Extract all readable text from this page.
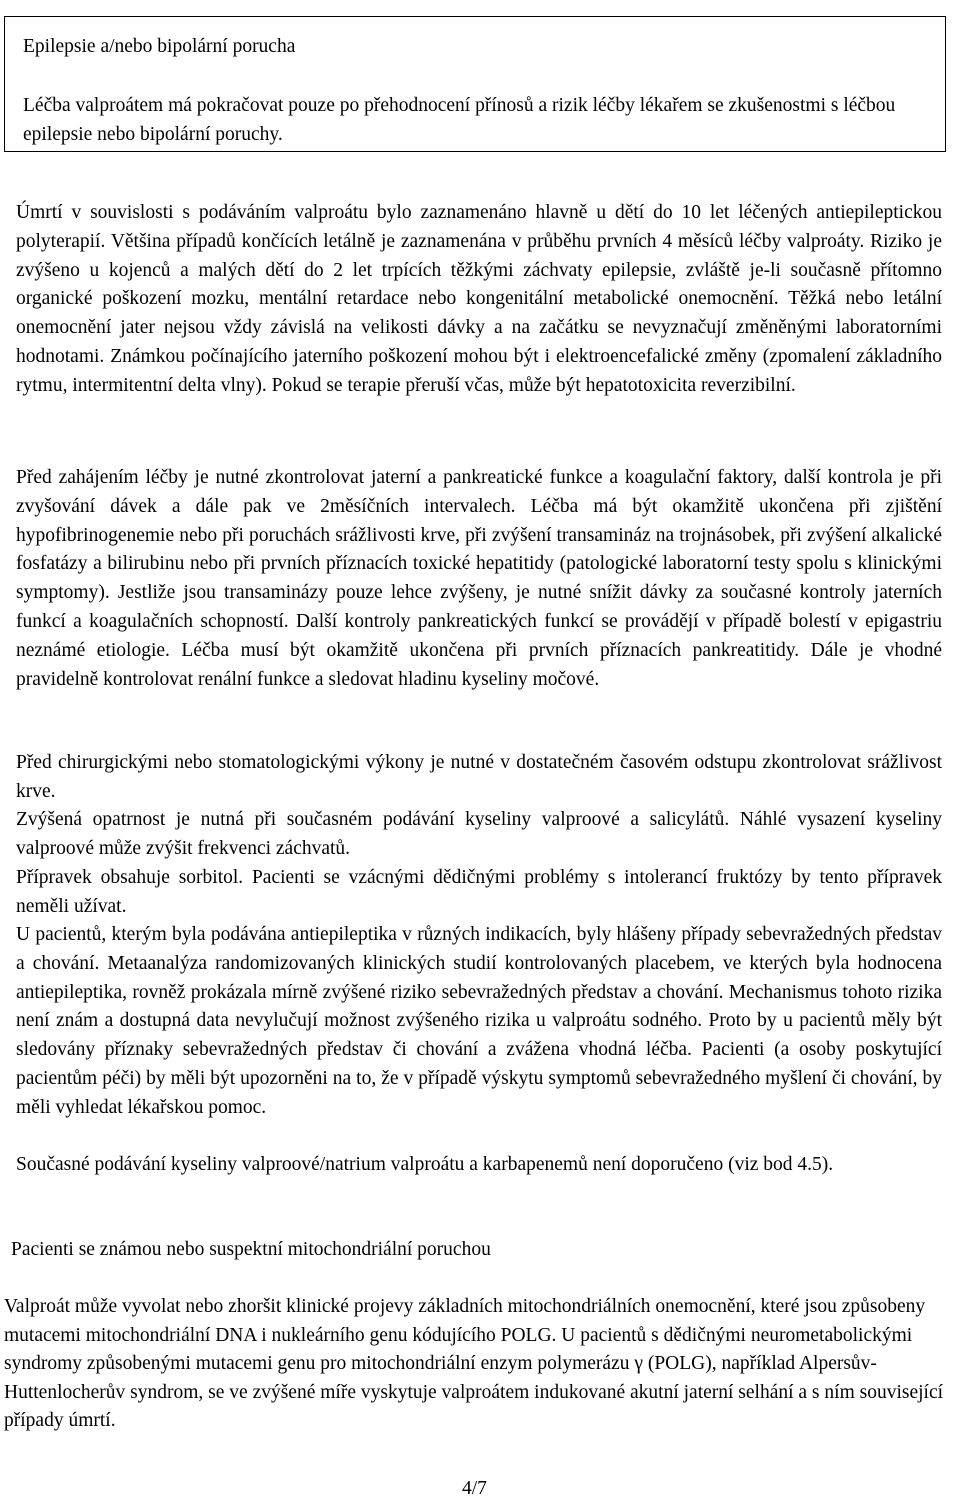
Epilepsie a/nebo bipolární porucha
Léčba valproátem má pokračovat pouze po přehodnocení přínosů a rizik léčby lékařem se zkušenostmi s léčbou epilepsie nebo bipolární poruchy.
Úmrtí v souvislosti s podáváním valproátu bylo zaznamenáno hlavně u dětí do 10 let léčených antiepileptickou polyterapií. Většina případů končících letálně je zaznamenána v průběhu prvních 4 měsíců léčby valproáty. Riziko je zvýšeno u kojenců a malých dětí do 2 let trpících těžkými záchvaty epilepsie, zvláště je-li současně přítomno organické poškození mozku, mentální retardace nebo kongenitální metabolické onemocnění. Těžká nebo letální onemocnění jater nejsou vždy závislá na velikosti dávky a na začátku se nevyznačují změněnými laboratorními hodnotami. Známkou počínajícího jaterního poškození mohou být i elektroencefalické změny (zpomalení základního rytmu, intermitentní delta vlny). Pokud se terapie přeruší včas, může být hepatotoxicita reverzibilní.
Před zahájením léčby je nutné zkontrolovat jaterní a pankreatické funkce a koagulační faktory, další kontrola je při zvyšování dávek a dále pak ve 2měsíčních intervalech. Léčba má být okamžitě ukončena při zjištění hypofibrinogenemie nebo při poruchách srážlivosti krve, při zvýšení transamináz na trojnásobek, při zvýšení alkalické fosfatázy a bilirubinu nebo při prvních příznacích toxické hepatitidy (patologické laboratorní testy spolu s klinickými symptomy). Jestliže jsou transaminázy pouze lehce zvýšeny, je nutné snížit dávky za současné kontroly jaterních funkcí a koagulačních schopností. Další kontroly pankreatických funkcí se provádějí v případě bolestí v epigastriu neznámé etiologie. Léčba musí být okamžitě ukončena při prvních příznacích pankreatitidy. Dále je vhodné pravidelně kontrolovat renální funkce a sledovat hladinu kyseliny močové.
Před chirurgickými nebo stomatologickými výkony je nutné v dostatečném časovém odstupu zkontrolovat srážlivost krve.
Zvýšená opatrnost je nutná při současném podávání kyseliny valproové a salicylátů. Náhlé vysazení kyseliny valproové může zvýšit frekvenci záchvatů.
Přípravek obsahuje sorbitol. Pacienti se vzácnými dědičnými problémy s intolerancí fruktózy by tento přípravek neměli užívat.
U pacientů, kterým byla podávána antiepileptika v různých indikacích, byly hlášeny případy sebevražedných představ a chování. Metaanalýza randomizovaných klinických studií kontrolovaných placebem, ve kterých byla hodnocena antiepileptika, rovněž prokázala mírně zvýšené riziko sebevražedných představ a chování. Mechanismus tohoto rizika není znám a dostupná data nevylučují možnost zvýšeného rizika u valproátu sodného. Proto by u pacientů měly být sledovány příznaky sebevražedných představ či chování a zvážena vhodná léčba. Pacienti (a osoby poskytující pacientům péči) by měli být upozorněni na to, že v případě výskytu symptomů sebevražedného myšlení či chování, by měli vyhledat lékařskou pomoc.
Současné podávání kyseliny valproové/natrium valproátu a karbapenemů není doporučeno (viz bod 4.5).
Pacienti se známou nebo suspektní mitochondriální poruchou
Valproát může vyvolat nebo zhoršit klinické projevy základních mitochondriálních onemocnění, které jsou způsobeny mutacemi mitochondriální DNA i nukleárního genu kódujícího POLG. U pacientů s dědičnými neurometabolickými syndromy způsobenými mutacemi genu pro mitochondriální enzym polymerázu γ (POLG), například Alpersův-Huttenlocherův syndrom, se ve zvýšené míře vyskytuje valproátem indukované akutní jaterní selhání a s ním související případy úmrtí.
4/7
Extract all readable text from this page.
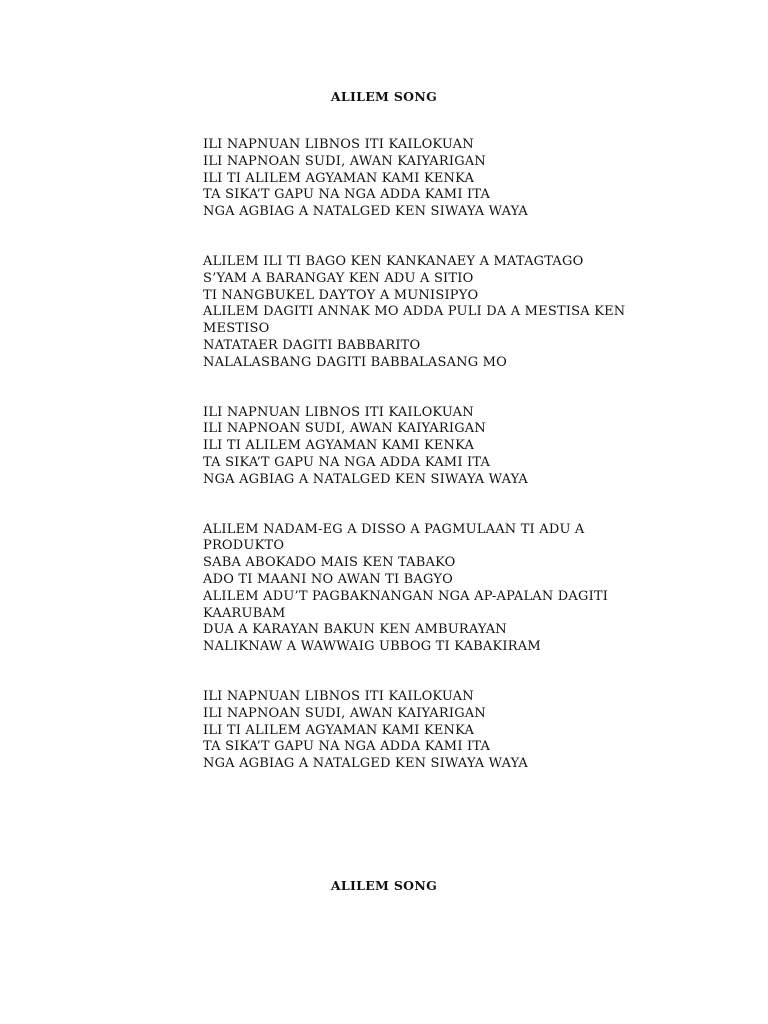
ALILEM SONG
ILI NAPNUAN LIBNOS ITI KAILOKUAN
ILI NAPNOAN SUDI, AWAN KAIYARIGAN
ILI TI ALILEM AGYAMAN KAMI KENKA
TA SIKA’T GAPU NA NGA ADDA KAMI ITA
NGA AGBIAG A NATALGED KEN SIWAYA WAYA
ALILEM ILI TI BAGO KEN KANKANAEY A MATAGTAGO
S’YAM A BARANGAY KEN ADU A SITIO
TI NANGBUKEL DAYTOY A MUNISIPYO
ALILEM DAGITI ANNAK MO ADDA PULI DA A MESTISA KEN MESTISO
NATATAER DAGITI BABBARITO
NALALASBANG DAGITI BABBALASANG MO
ILI NAPNUAN LIBNOS ITI KAILOKUAN
ILI NAPNOAN SUDI, AWAN KAIYARIGAN
ILI TI ALILEM AGYAMAN KAMI KENKA
TA SIKA’T GAPU NA NGA ADDA KAMI ITA
NGA AGBIAG A NATALGED KEN SIWAYA WAYA
ALILEM NADAM-EG A DISSO A PAGMULAAN TI ADU A PRODUKTO
SABA ABOKADO MAIS KEN TABAKO
ADO TI MAANI NO AWAN TI BAGYO
ALILEM ADU’T PAGBAKNANGAN NGA AP-APALAN DAGITI KAARUBAM
DUA A KARAYAN BAKUN KEN AMBURAYAN
NALIKNAW A WAWWAIG UBBOG TI KABAKIRAM
ILI NAPNUAN LIBNOS ITI KAILOKUAN
ILI NAPNOAN SUDI, AWAN KAIYARIGAN
ILI TI ALILEM AGYAMAN KAMI KENKA
TA SIKA’T GAPU NA NGA ADDA KAMI ITA
NGA AGBIAG A NATALGED KEN SIWAYA WAYA
ALILEM SONG
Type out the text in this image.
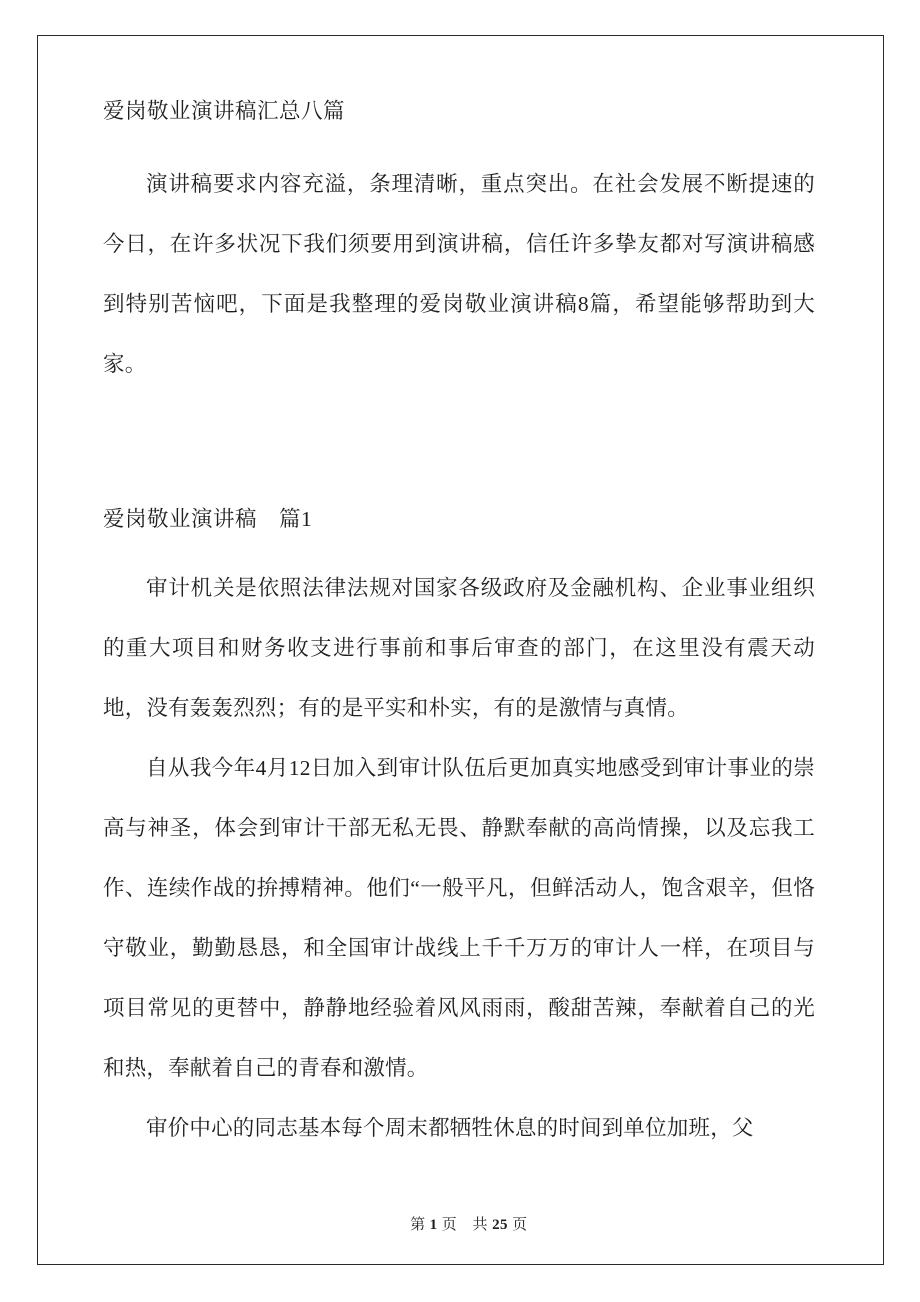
爱岗敬业演讲稿汇总八篇

演讲稿要求内容充溢，条理清晰，重点突出。在社会发展不断提速的今日，在许多状况下我们须要用到演讲稿，信任许多挚友都对写演讲稿感到特别苦恼吧，下面是我整理的爱岗敬业演讲稿8篇，希望能够帮助到大家。

爱岗敬业演讲稿　篇1

审计机关是依照法律法规对国家各级政府及金融机构、企业事业组织的重大项目和财务收支进行事前和事后审查的部门，在这里没有震天动地，没有轰轰烈烈；有的是平实和朴实，有的是激情与真情。

自从我今年4月12日加入到审计队伍后更加真实地感受到审计事业的崇高与神圣，体会到审计干部无私无畏、静默奉献的高尚情操，以及忘我工作、连续作战的拚搏精神。他们“一般平凡，但鲜活动人，饱含艰辛，但恪守敬业，勤勤恳恳，和全国审计战线上千千万万的审计人一样，在项目与项目常见的更替中，静静地经验着风风雨雨，酸甜苦辣，奉献着自己的光和热，奉献着自己的青春和激情。

审价中心的同志基本每个周末都牺牲休息的时间到单位加班，父

第 1 页　 共 25 页
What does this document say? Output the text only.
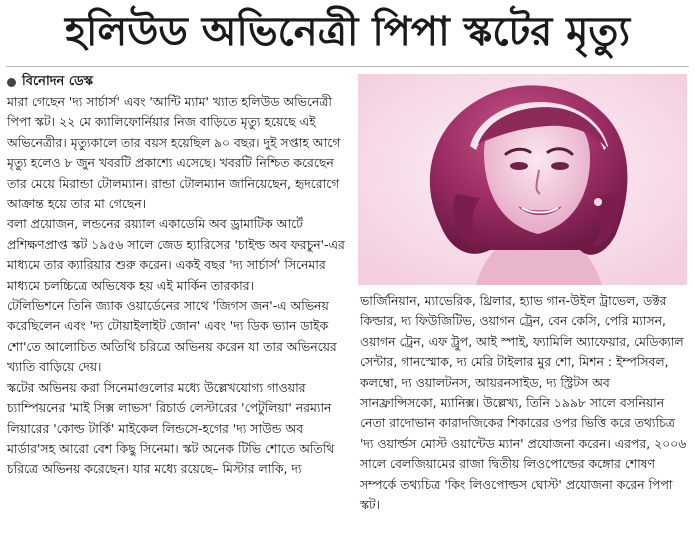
হলিউড অভিনেত্রী পিপা স্কটের মৃত্যু
বিনোদন ডেস্ক

মারা গেছেন 'দ্য সার্চার্স' এবং 'আন্টি ম্যাম' খ্যাত হলিউড অভিনেত্রী পিপা স্কট। ২২ মে ক্যালিফোর্নিয়ার নিজ বাড়িতে মৃত্যু হয়েছে এই অভিনেত্রীর। মৃত্যুকালে তার বয়স হয়েছিল ৯০ বছর। দুই সপ্তাহ আগে মৃত্যু হলেও ৮ জুন খবরটি প্রকাশ্যে এসেছে। খবরটি নিশ্চিত করেছেন তার মেয়ে মিরান্ডা টোলম্যান। রান্ডা টোলম্যান জানিয়েছেন, হৃদরোগে আক্রান্ত হয়ে তার মা গেছেন।

বলা প্রয়োজন, লন্ডনের রয়্যাল একাডেমি অব ড্রামাটিক আর্টে প্রশিক্ষণপ্রাপ্ত স্কট ১৯৫৬ সালে জেড হ্যারিসের 'চাইল্ড অব ফরচুন'-এর মাধ্যমে তার ক্যারিয়ার শুরু করেন। একই বছর 'দ্য সার্চার্স' সিনেমার মাধ্যমে চলচ্চিত্রে অভিষেক হয় এই মার্কিন তারকার।

টেলিভিশনে তিনি জ্যাক ওয়ার্ডেনের সাথে 'জিগস জন'-এ অভিনয় করেছিলেন এবং 'দ্য টোয়াইলাইট জোন' এবং 'দ্য ডিক ভ্যান ডাইক শো'তে আলোচিত অতিথি চরিত্রে অভিনয় করেন যা তার অভিনয়ের খ্যাতি বাড়িয়ে দেয়।

স্কটের অভিনয় করা সিনেমাগুলোর মধ্যে উল্লেখযোগ্য গাওয়ার চ্যাম্পিয়নের 'মাই সিক্স লাভস' রিচার্ড লেস্টারের 'পেটুলিয়া' নরম্যান লিয়ারের 'কোল্ড টার্কি' মাইকেল লিন্ডসে-হগের 'দ্য সাউন্ড অব মার্ডার'সহ আরো বেশ কিছু সিনেমা। স্কট অনেক টিভি শোতে অতিথি চরিত্রে অভিনয় করেছেন। যার মধ্যে রয়েছে– মিস্টার লাকি, দ্য

ভার্জিনিয়ান, ম্যাভেরিক, থ্রিলার, হ্যাভ গান-উইল ট্রাভেল, ডক্টর কিল্ডার, দ্য ফিউজিটিভ, ওয়াগন ট্রেন, বেন কেসি, পেরি ম্যাসন, ওয়াগন ট্রেন, এফ ট্রুপ, আই স্পাই, ফ্যামিলি অ্যাফেয়ার, মেডিক্যাল সেন্টার, গানস্মোক, দ্য মেরি টাইলার মুর শো, মিশন : ইম্পসিবল, কলম্বো, দ্য ওয়ালটনস, আয়রনসাইড, দ্য স্ট্রিটস অব সানফ্রান্সিসকো, ম্যানিক্স। উল্লেখ্য, তিনি ১৯৯৮ সালে বসনিয়ান নেতা রাদোভান কারাদজিকের শিকারের ওপর ভিত্তি করে তথ্যচিত্র 'দ্য ওয়ার্ল্ডস মোস্ট ওয়ান্টেড ম্যান' প্রযোজনা করেন। এরপর, ২০০৬ সালে বেলজিয়ামের রাজা দ্বিতীয় লিওপোল্ডের কঙ্গোর শোষণ সম্পর্কে তথ্যচিত্র 'কিং লিওপোল্ডস ঘোস্ট' প্রযোজনা করেন পিপা স্কট।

● **REQUIRED WORK**
Filter the listing above by the word "není"; copy each line that passes.

● **EXERCISE ANSWER**
U pacientů, kterým byla podávána antiepileptika v různých indikacích, byly hlášeny případy sebevražedných představ a chování. Metaanalýza randomizovaných klinických studií kontrolovaných placebem, ve kterých byla hodnocena antiepileptika, rovněž prokázala mírně zvýšené riziko sebevražedných představ a chování. Mechanismus tohoto rizika není znám a dostupná data nevylučují možnost zvýšeného rizika u valproátu sodného. Proto by u pacientů měly být sledovány příznaky sebevražedných představ či chování a zvážena vhodná léčba. Pacienti (a osoby poskytující pacientům péči) by měli být upozorněni na to, že v případě výskytu symptomů sebevražedného myšlení či chování, by měli vyhledat lékařskou pomoc.
Současné podávání kyseliny valproové/natrium valproátu a karbapenemů není doporučeno (viz bod 4.5).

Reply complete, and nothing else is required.